Tally every line of the material that includes "zoom", then give the tally and nothing else.

Stored data entries:
--*--

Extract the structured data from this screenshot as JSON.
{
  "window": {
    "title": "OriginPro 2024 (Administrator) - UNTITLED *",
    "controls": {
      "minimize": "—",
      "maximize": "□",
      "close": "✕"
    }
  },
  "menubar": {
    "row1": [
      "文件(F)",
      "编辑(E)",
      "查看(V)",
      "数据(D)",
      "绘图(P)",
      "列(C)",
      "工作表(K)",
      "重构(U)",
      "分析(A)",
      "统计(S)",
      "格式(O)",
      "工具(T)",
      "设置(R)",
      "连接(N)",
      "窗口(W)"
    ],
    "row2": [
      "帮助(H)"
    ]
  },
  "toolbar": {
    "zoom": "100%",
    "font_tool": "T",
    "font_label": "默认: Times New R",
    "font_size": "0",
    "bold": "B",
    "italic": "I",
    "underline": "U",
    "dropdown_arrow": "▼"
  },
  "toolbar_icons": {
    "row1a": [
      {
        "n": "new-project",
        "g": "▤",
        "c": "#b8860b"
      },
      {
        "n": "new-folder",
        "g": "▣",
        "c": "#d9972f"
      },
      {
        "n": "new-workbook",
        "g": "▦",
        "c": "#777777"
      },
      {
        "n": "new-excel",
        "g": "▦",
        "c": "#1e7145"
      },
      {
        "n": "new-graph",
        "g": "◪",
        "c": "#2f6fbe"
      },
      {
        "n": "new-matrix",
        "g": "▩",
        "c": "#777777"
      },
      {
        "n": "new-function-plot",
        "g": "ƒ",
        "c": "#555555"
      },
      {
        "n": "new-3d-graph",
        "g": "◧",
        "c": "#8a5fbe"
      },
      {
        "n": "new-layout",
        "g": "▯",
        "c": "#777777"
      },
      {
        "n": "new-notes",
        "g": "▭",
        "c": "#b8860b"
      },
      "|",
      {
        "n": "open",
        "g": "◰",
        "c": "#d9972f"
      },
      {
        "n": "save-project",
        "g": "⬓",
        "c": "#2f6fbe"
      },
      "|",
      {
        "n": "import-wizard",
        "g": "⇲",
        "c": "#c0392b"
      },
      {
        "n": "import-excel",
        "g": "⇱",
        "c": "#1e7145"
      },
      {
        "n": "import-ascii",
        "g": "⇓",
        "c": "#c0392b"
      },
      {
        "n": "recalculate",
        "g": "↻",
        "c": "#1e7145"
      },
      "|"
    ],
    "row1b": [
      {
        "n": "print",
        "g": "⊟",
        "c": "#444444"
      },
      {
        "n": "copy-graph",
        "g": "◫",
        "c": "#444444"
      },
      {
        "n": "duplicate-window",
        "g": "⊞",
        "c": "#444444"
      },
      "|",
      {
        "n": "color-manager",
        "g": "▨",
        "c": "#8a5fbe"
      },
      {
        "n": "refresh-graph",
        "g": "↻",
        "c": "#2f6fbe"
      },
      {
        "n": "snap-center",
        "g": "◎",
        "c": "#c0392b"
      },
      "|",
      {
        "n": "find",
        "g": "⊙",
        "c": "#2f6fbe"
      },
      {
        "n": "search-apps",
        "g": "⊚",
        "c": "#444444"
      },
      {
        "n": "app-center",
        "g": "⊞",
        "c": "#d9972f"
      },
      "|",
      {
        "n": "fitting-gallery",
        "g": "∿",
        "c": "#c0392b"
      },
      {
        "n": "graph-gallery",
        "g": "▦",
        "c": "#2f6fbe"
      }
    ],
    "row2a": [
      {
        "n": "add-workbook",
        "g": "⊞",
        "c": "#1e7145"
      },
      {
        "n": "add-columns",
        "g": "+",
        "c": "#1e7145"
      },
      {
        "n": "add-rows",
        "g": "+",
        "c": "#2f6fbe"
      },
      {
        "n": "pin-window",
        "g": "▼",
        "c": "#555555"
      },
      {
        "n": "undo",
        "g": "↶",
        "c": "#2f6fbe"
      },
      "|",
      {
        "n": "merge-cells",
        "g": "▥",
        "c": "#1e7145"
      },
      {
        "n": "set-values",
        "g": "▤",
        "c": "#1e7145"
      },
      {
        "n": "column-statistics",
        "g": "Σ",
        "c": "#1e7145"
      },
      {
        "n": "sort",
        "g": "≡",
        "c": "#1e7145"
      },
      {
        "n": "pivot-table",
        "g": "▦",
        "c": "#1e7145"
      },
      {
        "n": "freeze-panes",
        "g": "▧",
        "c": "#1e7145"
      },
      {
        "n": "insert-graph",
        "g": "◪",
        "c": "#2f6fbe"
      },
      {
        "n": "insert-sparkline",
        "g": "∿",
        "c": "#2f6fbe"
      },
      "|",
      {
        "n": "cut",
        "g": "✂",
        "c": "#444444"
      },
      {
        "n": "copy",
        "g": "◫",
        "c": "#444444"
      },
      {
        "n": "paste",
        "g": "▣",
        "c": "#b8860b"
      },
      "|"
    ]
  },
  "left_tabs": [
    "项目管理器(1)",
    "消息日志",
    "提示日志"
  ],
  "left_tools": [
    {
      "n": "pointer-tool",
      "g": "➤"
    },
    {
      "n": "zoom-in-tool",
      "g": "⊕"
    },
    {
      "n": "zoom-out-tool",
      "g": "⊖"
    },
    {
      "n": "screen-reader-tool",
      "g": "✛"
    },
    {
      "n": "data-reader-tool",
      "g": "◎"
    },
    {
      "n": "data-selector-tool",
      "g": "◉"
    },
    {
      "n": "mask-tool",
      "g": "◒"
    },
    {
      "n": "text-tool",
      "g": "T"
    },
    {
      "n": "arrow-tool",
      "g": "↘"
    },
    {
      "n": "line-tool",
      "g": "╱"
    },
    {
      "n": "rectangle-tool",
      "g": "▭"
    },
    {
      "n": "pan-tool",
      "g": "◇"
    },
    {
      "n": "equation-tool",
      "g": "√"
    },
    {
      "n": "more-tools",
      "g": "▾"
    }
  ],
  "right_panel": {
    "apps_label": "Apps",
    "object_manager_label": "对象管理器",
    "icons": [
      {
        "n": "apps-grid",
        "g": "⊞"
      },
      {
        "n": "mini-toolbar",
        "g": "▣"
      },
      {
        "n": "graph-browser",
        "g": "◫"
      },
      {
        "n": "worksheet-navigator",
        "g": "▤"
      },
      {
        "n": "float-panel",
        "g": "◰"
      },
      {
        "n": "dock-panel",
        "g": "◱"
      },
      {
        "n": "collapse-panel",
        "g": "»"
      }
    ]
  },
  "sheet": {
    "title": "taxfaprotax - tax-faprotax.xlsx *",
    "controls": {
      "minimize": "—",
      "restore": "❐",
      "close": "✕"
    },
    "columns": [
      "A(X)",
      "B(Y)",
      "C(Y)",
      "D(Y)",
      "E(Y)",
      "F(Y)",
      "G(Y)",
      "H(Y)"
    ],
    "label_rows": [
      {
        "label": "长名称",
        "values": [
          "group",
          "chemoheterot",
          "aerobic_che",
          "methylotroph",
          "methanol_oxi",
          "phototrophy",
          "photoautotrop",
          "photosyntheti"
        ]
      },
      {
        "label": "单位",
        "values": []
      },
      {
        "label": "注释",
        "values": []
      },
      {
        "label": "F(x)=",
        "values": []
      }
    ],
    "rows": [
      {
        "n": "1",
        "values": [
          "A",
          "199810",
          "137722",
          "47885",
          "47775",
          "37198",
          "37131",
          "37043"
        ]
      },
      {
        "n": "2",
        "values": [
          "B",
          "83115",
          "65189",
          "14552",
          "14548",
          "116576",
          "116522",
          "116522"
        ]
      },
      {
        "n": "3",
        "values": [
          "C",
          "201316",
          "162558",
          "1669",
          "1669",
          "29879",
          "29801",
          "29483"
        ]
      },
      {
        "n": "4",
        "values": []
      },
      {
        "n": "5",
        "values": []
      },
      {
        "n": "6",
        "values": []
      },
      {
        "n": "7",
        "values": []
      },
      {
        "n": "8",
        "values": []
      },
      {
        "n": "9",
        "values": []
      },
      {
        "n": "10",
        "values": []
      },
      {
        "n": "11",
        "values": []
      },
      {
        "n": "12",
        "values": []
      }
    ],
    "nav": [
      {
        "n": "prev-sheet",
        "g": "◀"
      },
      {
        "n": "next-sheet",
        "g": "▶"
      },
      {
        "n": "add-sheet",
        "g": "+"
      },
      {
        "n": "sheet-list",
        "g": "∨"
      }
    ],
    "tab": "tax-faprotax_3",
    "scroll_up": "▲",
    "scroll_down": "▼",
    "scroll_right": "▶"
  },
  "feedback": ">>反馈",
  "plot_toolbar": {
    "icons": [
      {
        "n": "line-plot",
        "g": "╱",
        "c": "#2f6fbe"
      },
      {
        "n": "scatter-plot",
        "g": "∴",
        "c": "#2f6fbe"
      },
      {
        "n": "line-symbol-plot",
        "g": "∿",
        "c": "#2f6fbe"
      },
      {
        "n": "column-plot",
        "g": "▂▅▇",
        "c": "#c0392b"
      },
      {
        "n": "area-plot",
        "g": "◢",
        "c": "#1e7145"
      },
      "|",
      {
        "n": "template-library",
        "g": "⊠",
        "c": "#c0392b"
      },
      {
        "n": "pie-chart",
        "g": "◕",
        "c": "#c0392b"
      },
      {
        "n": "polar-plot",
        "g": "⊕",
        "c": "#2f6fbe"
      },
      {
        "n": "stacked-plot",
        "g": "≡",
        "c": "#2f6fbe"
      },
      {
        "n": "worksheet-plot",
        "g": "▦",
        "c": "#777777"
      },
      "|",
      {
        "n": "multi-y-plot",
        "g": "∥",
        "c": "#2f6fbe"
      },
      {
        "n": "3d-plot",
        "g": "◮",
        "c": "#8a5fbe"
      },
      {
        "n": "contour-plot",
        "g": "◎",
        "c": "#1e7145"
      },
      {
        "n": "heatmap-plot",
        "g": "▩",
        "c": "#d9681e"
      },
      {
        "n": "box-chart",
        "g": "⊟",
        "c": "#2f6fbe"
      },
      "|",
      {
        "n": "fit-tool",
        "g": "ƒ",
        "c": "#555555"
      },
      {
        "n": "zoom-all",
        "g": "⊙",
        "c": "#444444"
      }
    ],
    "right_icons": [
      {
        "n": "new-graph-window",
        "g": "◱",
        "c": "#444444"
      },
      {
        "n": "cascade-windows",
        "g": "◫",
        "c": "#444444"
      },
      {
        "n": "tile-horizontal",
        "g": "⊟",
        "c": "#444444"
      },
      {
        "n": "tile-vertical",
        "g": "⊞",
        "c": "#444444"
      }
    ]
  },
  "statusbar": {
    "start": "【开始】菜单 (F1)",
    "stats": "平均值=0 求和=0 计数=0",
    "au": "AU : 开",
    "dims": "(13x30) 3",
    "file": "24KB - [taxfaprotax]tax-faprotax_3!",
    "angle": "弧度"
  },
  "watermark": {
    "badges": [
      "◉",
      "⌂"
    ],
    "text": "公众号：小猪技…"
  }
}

--*--

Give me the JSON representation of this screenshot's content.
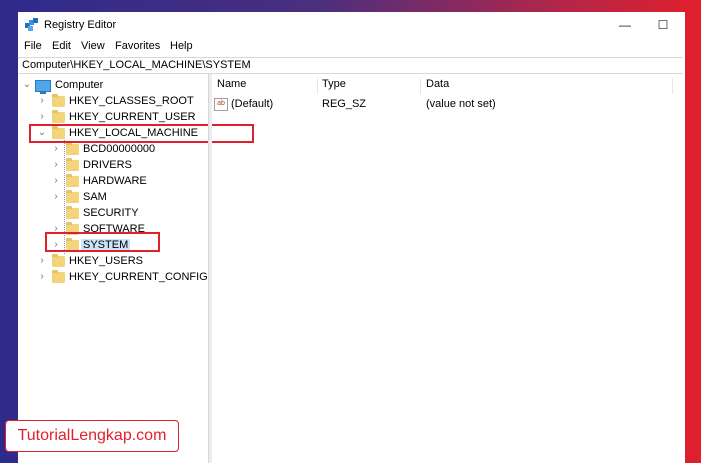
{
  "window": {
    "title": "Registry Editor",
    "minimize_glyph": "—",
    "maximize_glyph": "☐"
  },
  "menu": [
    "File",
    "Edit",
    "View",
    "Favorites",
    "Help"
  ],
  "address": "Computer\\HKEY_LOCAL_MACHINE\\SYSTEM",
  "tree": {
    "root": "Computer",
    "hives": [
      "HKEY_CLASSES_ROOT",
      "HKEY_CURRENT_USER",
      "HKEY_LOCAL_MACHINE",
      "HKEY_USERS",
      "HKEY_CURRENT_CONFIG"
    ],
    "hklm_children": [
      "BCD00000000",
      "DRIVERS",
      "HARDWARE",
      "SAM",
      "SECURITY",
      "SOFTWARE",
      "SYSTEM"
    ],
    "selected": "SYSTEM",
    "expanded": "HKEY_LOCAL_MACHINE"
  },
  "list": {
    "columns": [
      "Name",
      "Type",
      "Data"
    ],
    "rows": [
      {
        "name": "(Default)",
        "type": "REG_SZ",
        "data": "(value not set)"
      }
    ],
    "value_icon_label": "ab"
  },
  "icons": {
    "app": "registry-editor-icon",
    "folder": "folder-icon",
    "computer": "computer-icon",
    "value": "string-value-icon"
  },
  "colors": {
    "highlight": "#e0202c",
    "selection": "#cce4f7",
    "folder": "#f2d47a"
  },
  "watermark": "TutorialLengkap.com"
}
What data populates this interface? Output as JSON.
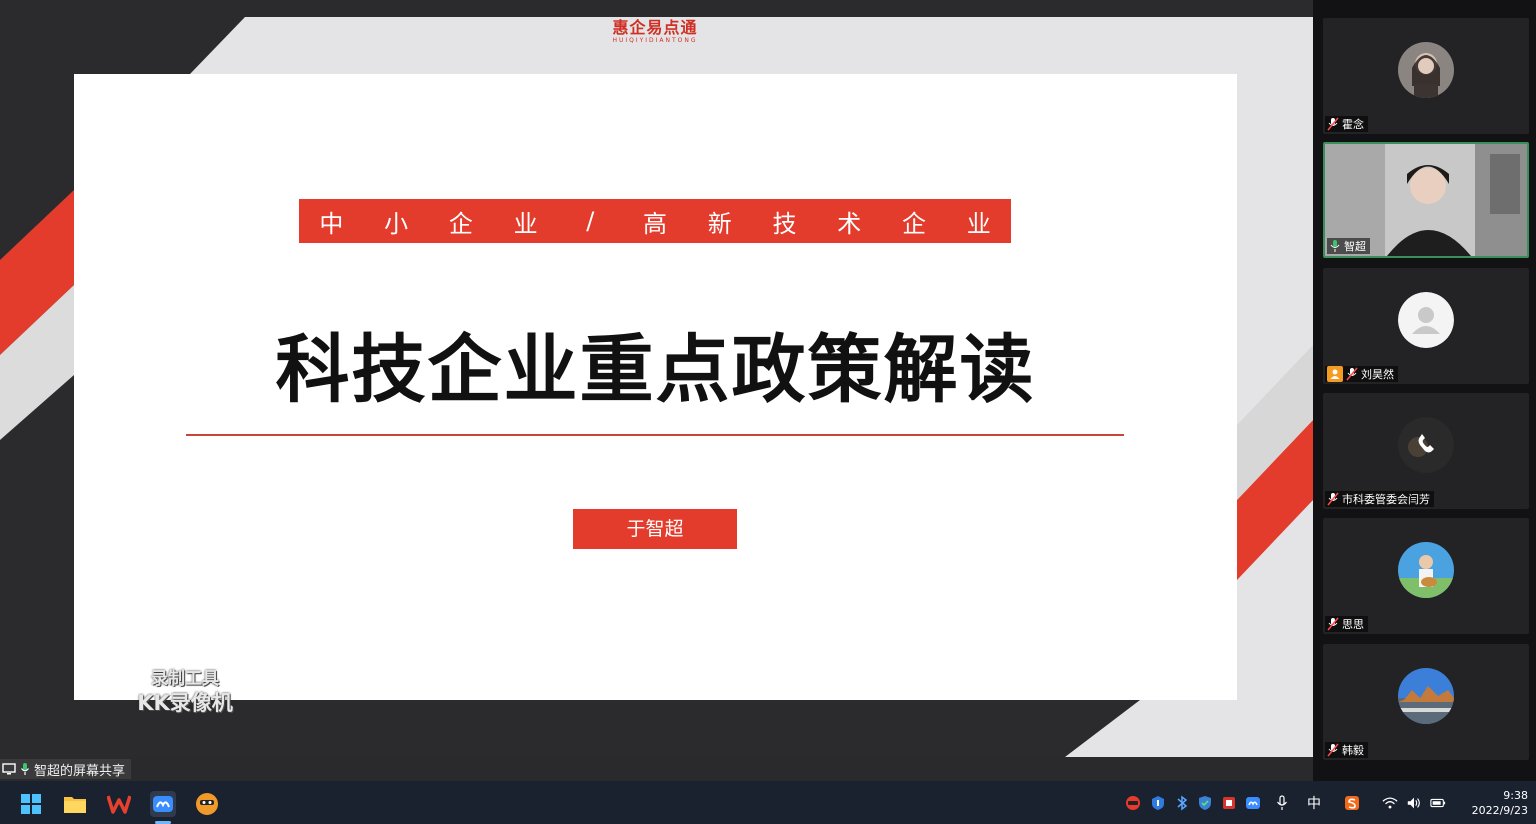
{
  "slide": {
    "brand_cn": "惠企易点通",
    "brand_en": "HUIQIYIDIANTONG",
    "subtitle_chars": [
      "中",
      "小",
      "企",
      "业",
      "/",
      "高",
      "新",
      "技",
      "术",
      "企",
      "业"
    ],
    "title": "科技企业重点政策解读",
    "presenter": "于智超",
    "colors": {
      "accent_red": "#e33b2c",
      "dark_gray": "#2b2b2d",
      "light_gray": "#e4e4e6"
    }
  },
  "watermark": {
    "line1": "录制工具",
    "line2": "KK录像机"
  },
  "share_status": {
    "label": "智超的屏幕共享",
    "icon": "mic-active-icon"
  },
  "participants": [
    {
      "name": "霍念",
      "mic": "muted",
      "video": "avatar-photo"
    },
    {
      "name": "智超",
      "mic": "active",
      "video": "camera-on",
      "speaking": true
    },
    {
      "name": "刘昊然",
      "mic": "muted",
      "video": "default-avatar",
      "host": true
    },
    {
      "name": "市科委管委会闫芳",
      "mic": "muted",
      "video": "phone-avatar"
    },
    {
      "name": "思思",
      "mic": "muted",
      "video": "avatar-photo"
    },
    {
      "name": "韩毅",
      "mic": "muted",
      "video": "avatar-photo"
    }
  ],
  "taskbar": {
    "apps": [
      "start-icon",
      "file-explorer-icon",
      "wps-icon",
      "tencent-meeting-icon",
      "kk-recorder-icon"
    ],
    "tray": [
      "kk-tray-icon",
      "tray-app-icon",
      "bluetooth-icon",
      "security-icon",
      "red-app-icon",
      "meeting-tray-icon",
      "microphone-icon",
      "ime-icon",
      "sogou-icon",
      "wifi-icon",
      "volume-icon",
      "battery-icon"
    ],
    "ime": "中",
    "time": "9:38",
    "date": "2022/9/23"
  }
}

--*--

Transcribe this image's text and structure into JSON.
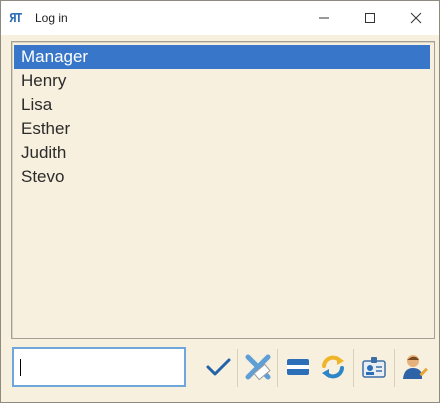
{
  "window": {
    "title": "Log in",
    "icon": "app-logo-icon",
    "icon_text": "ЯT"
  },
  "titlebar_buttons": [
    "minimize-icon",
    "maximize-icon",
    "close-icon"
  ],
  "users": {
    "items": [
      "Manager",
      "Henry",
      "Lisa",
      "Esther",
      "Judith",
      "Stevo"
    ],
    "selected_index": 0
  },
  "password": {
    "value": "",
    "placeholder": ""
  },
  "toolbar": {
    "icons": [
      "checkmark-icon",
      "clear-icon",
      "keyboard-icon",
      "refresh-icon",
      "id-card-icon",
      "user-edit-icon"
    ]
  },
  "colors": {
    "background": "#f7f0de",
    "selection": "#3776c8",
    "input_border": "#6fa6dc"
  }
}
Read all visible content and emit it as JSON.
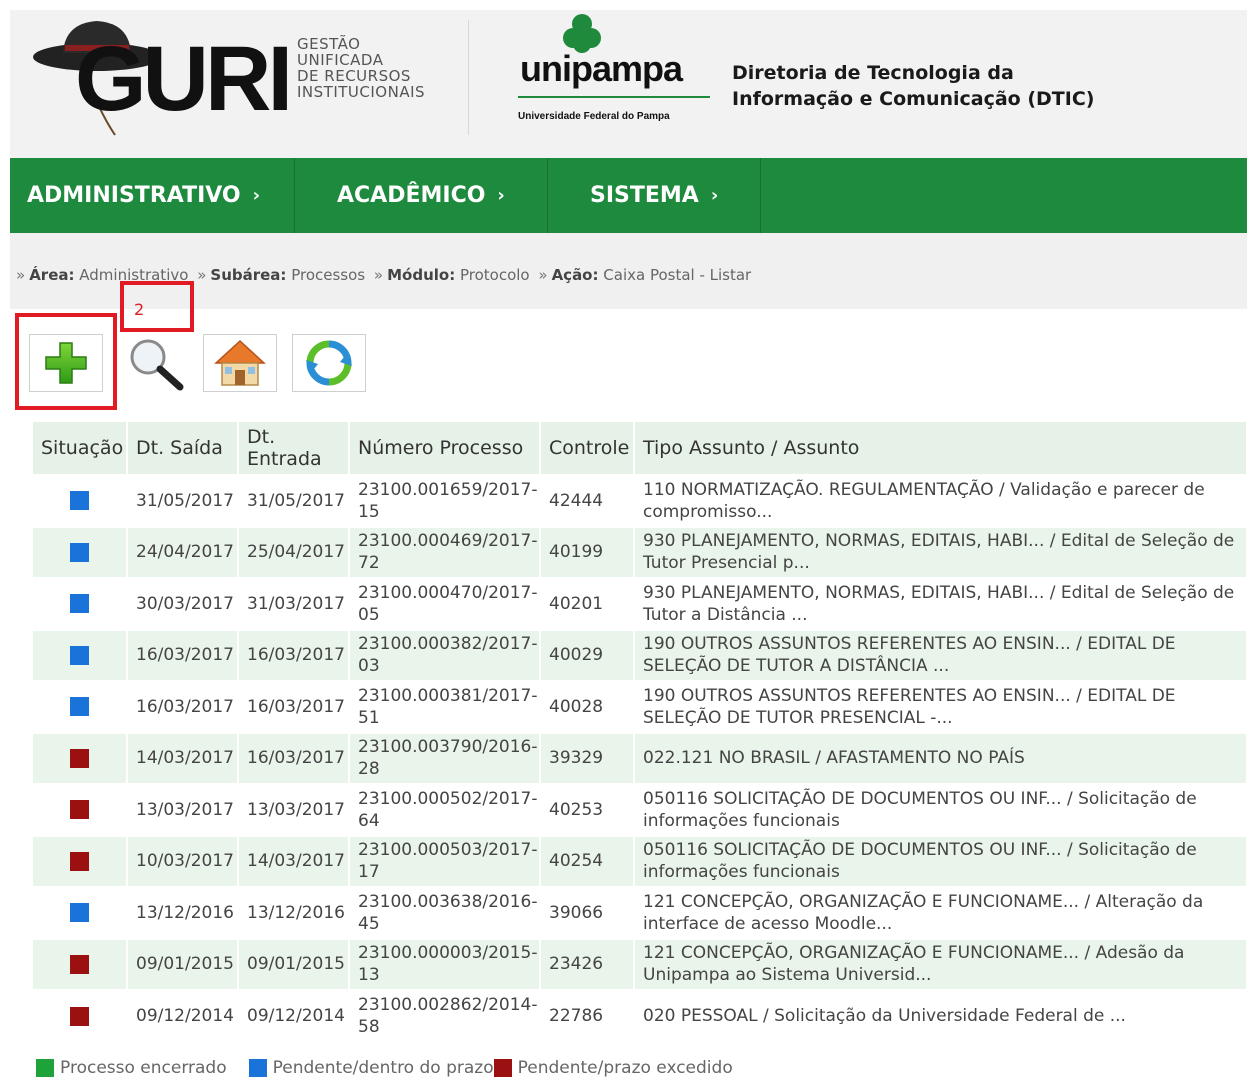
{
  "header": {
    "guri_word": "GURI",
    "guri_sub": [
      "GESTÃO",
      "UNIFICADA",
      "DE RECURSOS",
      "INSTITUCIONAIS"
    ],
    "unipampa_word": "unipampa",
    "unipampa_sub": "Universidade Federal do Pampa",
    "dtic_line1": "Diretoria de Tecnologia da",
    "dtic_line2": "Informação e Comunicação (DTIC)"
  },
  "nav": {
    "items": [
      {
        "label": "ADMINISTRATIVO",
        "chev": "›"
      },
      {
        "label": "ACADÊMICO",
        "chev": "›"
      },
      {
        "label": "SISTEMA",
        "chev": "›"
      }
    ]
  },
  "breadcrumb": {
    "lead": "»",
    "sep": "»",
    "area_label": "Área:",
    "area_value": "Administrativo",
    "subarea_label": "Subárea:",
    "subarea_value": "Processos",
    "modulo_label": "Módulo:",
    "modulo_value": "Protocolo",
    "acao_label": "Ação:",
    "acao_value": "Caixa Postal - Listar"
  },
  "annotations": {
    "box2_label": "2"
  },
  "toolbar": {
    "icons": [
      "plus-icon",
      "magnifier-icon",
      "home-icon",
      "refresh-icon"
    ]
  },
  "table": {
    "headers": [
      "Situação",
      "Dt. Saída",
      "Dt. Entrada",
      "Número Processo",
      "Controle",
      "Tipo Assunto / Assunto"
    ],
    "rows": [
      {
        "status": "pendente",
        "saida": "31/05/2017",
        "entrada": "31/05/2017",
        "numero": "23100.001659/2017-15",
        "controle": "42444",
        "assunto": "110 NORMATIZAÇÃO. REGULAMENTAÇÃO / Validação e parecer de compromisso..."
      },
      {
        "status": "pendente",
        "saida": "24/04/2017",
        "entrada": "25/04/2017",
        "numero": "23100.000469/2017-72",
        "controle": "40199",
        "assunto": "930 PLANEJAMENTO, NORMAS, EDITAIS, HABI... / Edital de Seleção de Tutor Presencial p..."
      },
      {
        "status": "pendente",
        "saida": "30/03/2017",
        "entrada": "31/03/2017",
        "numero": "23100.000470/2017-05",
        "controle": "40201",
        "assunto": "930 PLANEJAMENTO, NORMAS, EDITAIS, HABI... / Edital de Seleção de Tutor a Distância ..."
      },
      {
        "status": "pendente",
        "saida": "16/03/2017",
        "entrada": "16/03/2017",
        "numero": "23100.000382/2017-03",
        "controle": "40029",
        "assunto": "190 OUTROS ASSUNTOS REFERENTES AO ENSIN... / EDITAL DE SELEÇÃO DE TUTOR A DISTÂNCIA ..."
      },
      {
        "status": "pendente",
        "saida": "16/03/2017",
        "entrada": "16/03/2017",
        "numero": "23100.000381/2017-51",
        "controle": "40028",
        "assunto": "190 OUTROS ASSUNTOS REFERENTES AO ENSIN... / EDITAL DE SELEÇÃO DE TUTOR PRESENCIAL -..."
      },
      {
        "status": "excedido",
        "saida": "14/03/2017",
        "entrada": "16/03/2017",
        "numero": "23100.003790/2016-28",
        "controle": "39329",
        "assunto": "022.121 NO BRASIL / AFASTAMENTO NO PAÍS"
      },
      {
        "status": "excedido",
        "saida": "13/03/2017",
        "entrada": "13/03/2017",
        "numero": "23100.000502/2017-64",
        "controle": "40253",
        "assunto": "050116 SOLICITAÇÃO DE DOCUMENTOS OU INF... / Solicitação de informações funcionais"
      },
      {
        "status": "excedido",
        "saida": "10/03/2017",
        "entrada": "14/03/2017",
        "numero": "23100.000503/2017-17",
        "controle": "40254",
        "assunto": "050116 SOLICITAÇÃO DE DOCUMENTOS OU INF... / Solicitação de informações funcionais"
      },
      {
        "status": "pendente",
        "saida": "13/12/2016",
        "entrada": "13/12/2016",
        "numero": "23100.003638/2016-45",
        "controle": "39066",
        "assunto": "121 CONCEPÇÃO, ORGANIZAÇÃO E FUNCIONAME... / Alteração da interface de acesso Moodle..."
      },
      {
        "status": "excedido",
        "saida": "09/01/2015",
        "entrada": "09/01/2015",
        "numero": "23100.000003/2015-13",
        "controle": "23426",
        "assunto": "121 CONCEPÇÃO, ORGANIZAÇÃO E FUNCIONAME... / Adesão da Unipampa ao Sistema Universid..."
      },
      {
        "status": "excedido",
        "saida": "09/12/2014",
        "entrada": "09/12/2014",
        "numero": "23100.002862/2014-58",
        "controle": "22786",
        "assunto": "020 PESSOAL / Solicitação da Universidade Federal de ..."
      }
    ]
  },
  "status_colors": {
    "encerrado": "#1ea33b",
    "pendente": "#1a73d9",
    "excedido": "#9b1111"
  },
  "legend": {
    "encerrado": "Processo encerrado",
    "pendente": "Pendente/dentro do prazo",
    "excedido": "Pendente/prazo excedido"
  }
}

--*--

WRITTEN SOLUTION -
4